## TASK DETAILS
Give the listing again character for character, but drop the images.

☆ ☆ ☆

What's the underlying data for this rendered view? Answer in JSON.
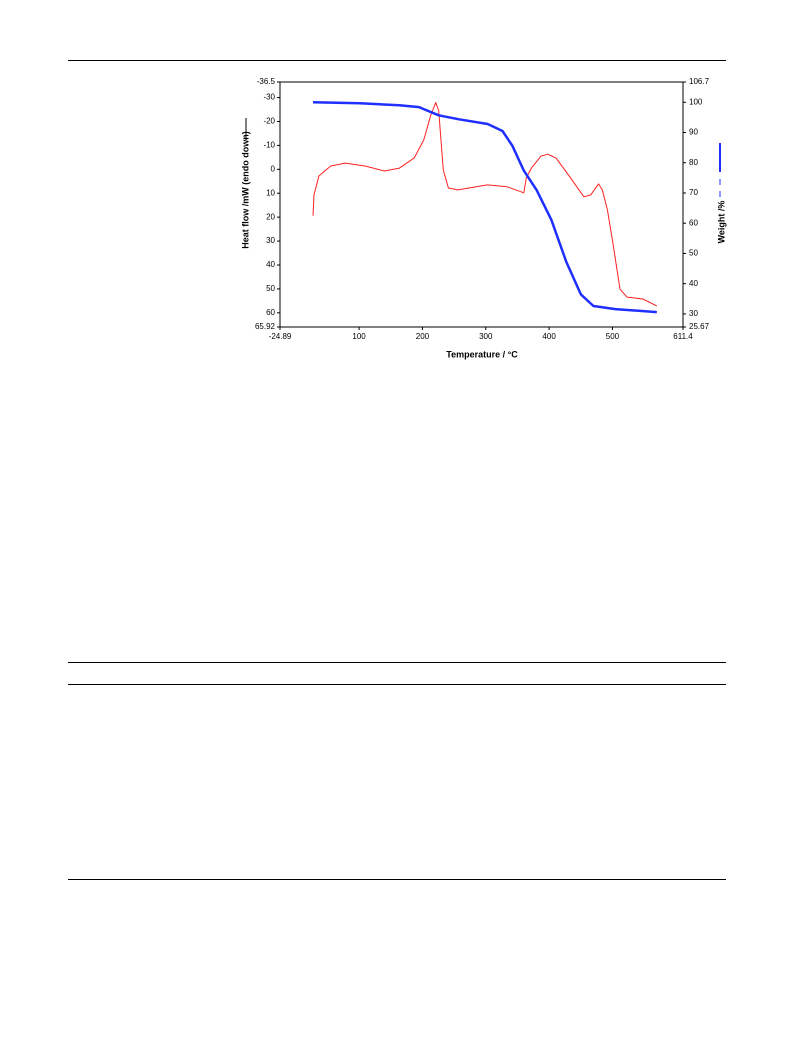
{
  "chart_data": {
    "type": "line",
    "x_label": "Temperature / °C",
    "y_label": "Heat flow /mW (endo down)",
    "y2_label": "Weight /%",
    "xlim": [
      -24.89,
      611.4
    ],
    "xticks": [
      -24.89,
      100,
      200,
      300,
      400,
      500,
      611.4
    ],
    "ylim": [
      65.92,
      -36.5
    ],
    "yticks": [
      65.92,
      60,
      50,
      40,
      30,
      20,
      10,
      0,
      -10,
      -20,
      -30,
      -36.5
    ],
    "y2lim": [
      25.67,
      106.7
    ],
    "y2ticks": [
      25.67,
      30,
      40,
      50,
      60,
      70,
      80,
      90,
      100,
      106.7
    ],
    "grid": false,
    "series": [
      {
        "color": "#ff2020",
        "axis": "y",
        "x": [
          27.2,
          28.8,
          36.5,
          55.1,
          78.4,
          109.4,
          140,
          163.6,
          186.8,
          202,
          213,
          220.9,
          225.6,
          233,
          241,
          256,
          302.6,
          333.6,
          360,
          364,
          372,
          387,
          398,
          411,
          434,
          455,
          465.6,
          478,
          484,
          492,
          501,
          512,
          523,
          548,
          570
        ],
        "values": [
          19.4,
          10.7,
          2.8,
          -1.4,
          -2.6,
          -1.4,
          0.7,
          -0.5,
          -4.7,
          -12.2,
          -22.5,
          -27.9,
          -24.6,
          0.3,
          7.8,
          8.6,
          6.5,
          7.3,
          9.8,
          3.6,
          -0.5,
          -5.5,
          -6.3,
          -4.7,
          3.6,
          11.5,
          10.7,
          6.1,
          8.6,
          16.9,
          31.4,
          50.1,
          53.4,
          54.2,
          57.1
        ]
      },
      {
        "color": "#1f2fff",
        "axis": "y2",
        "x": [
          27.2,
          101.6,
          163.6,
          194.6,
          225.6,
          256.6,
          303,
          326.4,
          342,
          360,
          380.4,
          403.6,
          427,
          450,
          470,
          504.5,
          570
        ],
        "values": [
          100,
          99.7,
          99,
          98.4,
          95.7,
          94.4,
          92.8,
          90.5,
          85.6,
          77.4,
          70.9,
          61.1,
          47.3,
          36.5,
          32.6,
          31.6,
          30.6
        ]
      }
    ]
  }
}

☆ ☆ ☆

## TASK RESPONSE
What's the underlying data for this rendered view? Answer in JSON.
{
  "chart_data": {
    "type": "line",
    "x_label": "Temperature / °C",
    "y_label": "Heat flow /mW (endo down)",
    "y2_label": "Weight /%",
    "xlim": [
      -24.89,
      611.4
    ],
    "xticks": [
      -24.89,
      100,
      200,
      300,
      400,
      500,
      611.4
    ],
    "ylim": [
      65.92,
      -36.5
    ],
    "yticks": [
      65.92,
      60,
      50,
      40,
      30,
      20,
      10,
      0,
      -10,
      -20,
      -30,
      -36.5
    ],
    "y2lim": [
      25.67,
      106.7
    ],
    "y2ticks": [
      25.67,
      30,
      40,
      50,
      60,
      70,
      80,
      90,
      100,
      106.7
    ],
    "grid": false,
    "series": [
      {
        "color": "#ff2020",
        "axis": "y",
        "x": [
          27.2,
          28.8,
          36.5,
          55.1,
          78.4,
          109.4,
          140,
          163.6,
          186.8,
          202,
          213,
          220.9,
          225.6,
          233,
          241,
          256,
          302.6,
          333.6,
          360,
          364,
          372,
          387,
          398,
          411,
          434,
          455,
          465.6,
          478,
          484,
          492,
          501,
          512,
          523,
          548,
          570
        ],
        "values": [
          19.4,
          10.7,
          2.8,
          -1.4,
          -2.6,
          -1.4,
          0.7,
          -0.5,
          -4.7,
          -12.2,
          -22.5,
          -27.9,
          -24.6,
          0.3,
          7.8,
          8.6,
          6.5,
          7.3,
          9.8,
          3.6,
          -0.5,
          -5.5,
          -6.3,
          -4.7,
          3.6,
          11.5,
          10.7,
          6.1,
          8.6,
          16.9,
          31.4,
          50.1,
          53.4,
          54.2,
          57.1
        ]
      },
      {
        "color": "#1f2fff",
        "axis": "y2",
        "x": [
          27.2,
          101.6,
          163.6,
          194.6,
          225.6,
          256.6,
          303,
          326.4,
          342,
          360,
          380.4,
          403.6,
          427,
          450,
          470,
          504.5,
          570
        ],
        "values": [
          100,
          99.7,
          99,
          98.4,
          95.7,
          94.4,
          92.8,
          90.5,
          85.6,
          77.4,
          70.9,
          61.1,
          47.3,
          36.5,
          32.6,
          31.6,
          30.6
        ]
      }
    ]
  }
}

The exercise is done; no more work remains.